- Exercise description: Please repeat the listing exactly, from the line with "data-label: 10% 75,700" to the line with "bar <box>650 387 856 428</box>", both included.

- Lines of data:
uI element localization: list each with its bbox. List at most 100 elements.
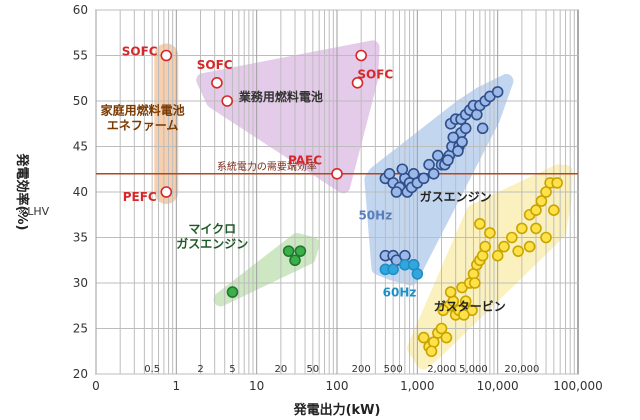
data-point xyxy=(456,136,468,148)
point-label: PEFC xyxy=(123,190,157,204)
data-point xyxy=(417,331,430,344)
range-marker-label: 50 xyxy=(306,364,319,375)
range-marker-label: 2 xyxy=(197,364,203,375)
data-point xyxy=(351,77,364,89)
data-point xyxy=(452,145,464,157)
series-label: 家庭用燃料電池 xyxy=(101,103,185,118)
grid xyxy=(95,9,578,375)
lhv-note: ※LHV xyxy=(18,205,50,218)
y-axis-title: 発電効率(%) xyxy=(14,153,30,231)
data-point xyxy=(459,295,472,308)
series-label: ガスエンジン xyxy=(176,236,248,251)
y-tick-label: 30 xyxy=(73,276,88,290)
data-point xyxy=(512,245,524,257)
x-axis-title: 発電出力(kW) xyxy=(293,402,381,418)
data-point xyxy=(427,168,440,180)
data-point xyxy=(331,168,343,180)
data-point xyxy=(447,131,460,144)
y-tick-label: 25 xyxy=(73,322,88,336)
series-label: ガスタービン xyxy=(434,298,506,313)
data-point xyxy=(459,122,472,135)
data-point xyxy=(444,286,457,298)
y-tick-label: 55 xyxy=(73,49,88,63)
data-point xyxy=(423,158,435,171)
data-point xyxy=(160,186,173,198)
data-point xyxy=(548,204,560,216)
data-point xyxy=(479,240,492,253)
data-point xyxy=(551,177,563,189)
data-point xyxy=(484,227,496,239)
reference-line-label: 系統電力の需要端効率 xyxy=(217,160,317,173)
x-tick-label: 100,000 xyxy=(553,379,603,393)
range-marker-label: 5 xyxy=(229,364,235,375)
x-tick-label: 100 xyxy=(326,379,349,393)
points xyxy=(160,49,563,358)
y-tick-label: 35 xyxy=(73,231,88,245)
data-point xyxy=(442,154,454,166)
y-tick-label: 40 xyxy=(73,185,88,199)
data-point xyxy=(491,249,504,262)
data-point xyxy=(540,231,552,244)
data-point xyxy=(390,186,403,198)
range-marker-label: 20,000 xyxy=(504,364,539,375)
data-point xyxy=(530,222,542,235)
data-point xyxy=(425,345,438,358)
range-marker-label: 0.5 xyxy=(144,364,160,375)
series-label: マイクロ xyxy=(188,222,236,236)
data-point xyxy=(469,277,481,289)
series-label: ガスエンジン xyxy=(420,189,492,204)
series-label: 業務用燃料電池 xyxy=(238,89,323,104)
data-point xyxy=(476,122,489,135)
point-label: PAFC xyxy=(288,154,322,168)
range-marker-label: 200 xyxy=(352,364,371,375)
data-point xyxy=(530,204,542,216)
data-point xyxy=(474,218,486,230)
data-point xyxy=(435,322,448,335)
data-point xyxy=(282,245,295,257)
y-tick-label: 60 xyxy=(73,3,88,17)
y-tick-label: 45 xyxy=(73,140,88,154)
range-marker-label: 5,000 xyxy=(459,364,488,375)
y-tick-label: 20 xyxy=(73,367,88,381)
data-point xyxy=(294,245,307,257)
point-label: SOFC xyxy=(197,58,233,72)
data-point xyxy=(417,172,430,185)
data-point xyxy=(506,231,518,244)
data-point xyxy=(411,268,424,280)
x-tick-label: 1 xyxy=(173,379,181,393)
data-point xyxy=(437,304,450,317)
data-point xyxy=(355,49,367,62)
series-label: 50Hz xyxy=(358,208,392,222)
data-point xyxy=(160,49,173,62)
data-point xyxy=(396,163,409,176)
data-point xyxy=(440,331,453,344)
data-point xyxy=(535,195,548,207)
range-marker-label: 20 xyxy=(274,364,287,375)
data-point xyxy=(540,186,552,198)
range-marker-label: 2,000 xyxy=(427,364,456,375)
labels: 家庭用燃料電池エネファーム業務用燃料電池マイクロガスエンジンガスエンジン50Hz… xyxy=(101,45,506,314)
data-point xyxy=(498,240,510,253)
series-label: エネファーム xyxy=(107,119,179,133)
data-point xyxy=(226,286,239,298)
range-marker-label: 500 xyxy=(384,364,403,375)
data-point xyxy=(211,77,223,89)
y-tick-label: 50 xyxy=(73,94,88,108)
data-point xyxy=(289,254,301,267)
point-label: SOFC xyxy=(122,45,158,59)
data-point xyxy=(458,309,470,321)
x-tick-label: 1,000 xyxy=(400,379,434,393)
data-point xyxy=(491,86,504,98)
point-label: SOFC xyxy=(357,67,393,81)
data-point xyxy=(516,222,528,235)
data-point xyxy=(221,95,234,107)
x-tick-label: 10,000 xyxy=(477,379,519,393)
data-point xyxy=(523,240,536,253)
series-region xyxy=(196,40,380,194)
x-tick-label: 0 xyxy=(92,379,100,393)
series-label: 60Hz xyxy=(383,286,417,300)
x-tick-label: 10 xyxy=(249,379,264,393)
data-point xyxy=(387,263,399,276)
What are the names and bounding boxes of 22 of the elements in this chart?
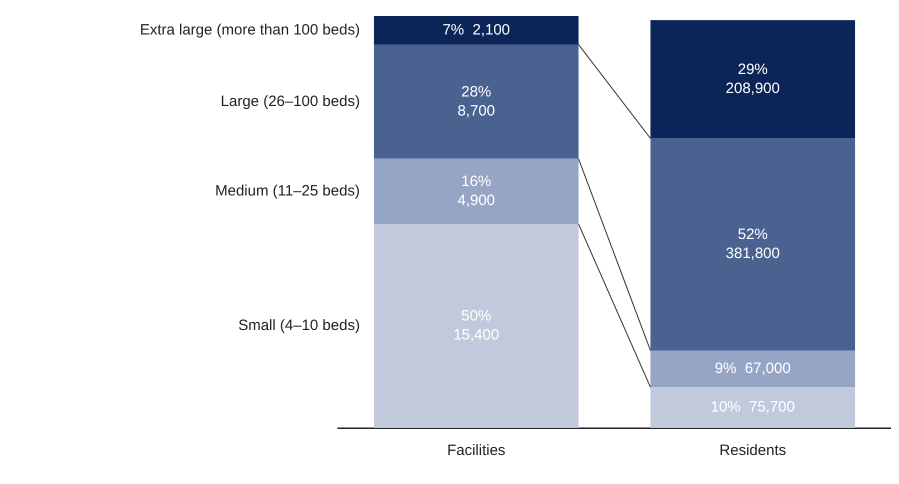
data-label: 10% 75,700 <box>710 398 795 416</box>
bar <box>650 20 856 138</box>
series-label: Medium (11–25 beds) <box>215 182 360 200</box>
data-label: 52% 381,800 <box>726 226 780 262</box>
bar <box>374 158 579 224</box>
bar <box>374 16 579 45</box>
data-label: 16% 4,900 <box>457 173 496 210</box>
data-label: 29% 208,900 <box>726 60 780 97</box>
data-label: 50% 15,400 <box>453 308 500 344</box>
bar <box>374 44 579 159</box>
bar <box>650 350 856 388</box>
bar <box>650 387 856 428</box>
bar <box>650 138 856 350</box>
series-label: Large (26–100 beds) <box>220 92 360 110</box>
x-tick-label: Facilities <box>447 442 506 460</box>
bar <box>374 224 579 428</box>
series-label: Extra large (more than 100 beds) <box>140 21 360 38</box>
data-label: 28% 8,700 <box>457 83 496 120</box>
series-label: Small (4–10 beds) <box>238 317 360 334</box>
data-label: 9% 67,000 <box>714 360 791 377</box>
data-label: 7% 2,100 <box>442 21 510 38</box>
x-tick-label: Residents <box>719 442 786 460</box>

- Exercise output:
data-label: 10% 75,700 <box>710 398 795 416</box>
bar <box>650 20 856 138</box>
series-label: Medium (11–25 beds) <box>215 182 360 200</box>
data-label: 52% 381,800 <box>726 226 780 262</box>
bar <box>374 158 579 224</box>
bar <box>374 16 579 45</box>
data-label: 16% 4,900 <box>457 173 496 210</box>
data-label: 29% 208,900 <box>726 60 780 97</box>
data-label: 50% 15,400 <box>453 308 500 344</box>
bar <box>374 44 579 159</box>
bar <box>650 350 856 388</box>
bar <box>650 387 856 428</box>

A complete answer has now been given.